To do => From the listing below, pull out all lines with "title" in them.

(Items from a data source)

----------

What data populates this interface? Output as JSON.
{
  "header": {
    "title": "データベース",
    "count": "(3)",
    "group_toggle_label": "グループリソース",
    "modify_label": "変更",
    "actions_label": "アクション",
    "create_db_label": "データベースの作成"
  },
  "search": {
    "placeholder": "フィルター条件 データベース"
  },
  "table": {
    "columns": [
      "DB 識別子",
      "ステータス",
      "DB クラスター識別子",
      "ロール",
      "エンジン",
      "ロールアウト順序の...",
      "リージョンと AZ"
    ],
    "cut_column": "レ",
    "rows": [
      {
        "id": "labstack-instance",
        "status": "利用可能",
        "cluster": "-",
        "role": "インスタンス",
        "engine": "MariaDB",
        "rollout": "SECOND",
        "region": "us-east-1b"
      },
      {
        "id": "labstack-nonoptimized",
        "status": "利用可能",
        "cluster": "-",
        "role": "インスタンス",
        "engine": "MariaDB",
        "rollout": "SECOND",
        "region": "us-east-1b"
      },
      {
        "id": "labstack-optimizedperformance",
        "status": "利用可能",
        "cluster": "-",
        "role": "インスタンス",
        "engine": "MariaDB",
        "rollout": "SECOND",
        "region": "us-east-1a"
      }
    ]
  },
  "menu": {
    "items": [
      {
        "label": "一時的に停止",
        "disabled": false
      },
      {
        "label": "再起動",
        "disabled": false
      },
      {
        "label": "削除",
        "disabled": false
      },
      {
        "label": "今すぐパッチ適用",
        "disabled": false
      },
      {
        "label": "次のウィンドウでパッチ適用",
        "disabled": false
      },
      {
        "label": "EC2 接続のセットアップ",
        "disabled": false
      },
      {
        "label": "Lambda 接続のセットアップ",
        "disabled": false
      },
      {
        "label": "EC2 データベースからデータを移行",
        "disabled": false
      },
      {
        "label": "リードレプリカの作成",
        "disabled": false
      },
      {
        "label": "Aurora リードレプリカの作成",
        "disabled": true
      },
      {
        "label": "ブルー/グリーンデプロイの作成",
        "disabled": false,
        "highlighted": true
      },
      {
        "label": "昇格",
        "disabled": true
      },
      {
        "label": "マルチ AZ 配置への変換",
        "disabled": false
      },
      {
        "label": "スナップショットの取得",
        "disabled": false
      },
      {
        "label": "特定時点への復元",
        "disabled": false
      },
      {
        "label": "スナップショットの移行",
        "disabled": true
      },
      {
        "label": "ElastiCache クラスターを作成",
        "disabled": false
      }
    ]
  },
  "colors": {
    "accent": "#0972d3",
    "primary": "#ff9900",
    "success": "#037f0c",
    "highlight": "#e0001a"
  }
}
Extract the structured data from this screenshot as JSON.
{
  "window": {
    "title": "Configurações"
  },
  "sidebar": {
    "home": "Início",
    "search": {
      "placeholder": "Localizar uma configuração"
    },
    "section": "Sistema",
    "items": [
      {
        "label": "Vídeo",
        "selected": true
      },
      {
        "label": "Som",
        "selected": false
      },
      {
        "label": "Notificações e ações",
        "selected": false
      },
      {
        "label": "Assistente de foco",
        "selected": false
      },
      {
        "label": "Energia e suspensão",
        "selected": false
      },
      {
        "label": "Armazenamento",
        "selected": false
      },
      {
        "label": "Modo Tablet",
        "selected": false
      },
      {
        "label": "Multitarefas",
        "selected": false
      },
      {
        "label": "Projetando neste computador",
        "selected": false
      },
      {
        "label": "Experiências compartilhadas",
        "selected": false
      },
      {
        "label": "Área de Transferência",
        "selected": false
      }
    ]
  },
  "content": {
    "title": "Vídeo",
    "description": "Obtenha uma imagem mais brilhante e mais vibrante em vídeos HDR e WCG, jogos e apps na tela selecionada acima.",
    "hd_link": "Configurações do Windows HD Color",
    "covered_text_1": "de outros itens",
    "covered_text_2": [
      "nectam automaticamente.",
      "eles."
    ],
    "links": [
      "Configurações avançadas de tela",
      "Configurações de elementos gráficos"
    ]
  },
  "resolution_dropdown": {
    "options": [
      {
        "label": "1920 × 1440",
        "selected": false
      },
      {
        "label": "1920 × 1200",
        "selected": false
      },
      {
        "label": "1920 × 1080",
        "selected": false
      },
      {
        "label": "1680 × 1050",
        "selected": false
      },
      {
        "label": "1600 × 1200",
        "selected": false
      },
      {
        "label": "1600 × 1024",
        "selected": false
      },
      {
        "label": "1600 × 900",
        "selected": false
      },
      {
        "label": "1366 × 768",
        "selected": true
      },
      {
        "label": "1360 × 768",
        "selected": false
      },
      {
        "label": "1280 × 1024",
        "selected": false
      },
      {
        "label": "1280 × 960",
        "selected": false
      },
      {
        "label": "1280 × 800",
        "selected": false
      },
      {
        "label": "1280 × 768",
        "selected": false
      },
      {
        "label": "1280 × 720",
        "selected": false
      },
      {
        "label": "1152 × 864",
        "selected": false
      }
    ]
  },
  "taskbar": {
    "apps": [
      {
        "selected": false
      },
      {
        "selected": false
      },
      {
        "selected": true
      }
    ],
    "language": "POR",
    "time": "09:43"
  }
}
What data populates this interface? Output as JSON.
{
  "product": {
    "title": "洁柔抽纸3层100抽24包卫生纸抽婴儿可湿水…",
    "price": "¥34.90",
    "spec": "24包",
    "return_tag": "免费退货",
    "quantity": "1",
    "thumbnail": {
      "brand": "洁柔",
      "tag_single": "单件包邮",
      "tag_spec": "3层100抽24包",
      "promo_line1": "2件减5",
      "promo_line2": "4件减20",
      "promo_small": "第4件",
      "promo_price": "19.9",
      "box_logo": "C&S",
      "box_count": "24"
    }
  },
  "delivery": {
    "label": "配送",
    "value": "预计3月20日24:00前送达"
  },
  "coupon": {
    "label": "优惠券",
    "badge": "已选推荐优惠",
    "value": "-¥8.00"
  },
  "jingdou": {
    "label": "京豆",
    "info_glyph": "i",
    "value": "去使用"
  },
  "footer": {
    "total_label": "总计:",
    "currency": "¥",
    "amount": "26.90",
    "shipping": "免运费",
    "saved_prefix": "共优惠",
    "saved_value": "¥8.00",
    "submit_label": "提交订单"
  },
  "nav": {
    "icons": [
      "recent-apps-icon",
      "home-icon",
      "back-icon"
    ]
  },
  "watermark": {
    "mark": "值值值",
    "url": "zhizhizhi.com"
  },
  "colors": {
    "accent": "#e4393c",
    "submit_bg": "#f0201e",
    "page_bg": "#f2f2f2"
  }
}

----------

Answer to the task =>
    "title": "データベース",
    "title": "Configurações"
    "title": "Vídeo",
    "title": "洁柔抽纸3层100抽24包卫生纸抽婴儿可湿水…",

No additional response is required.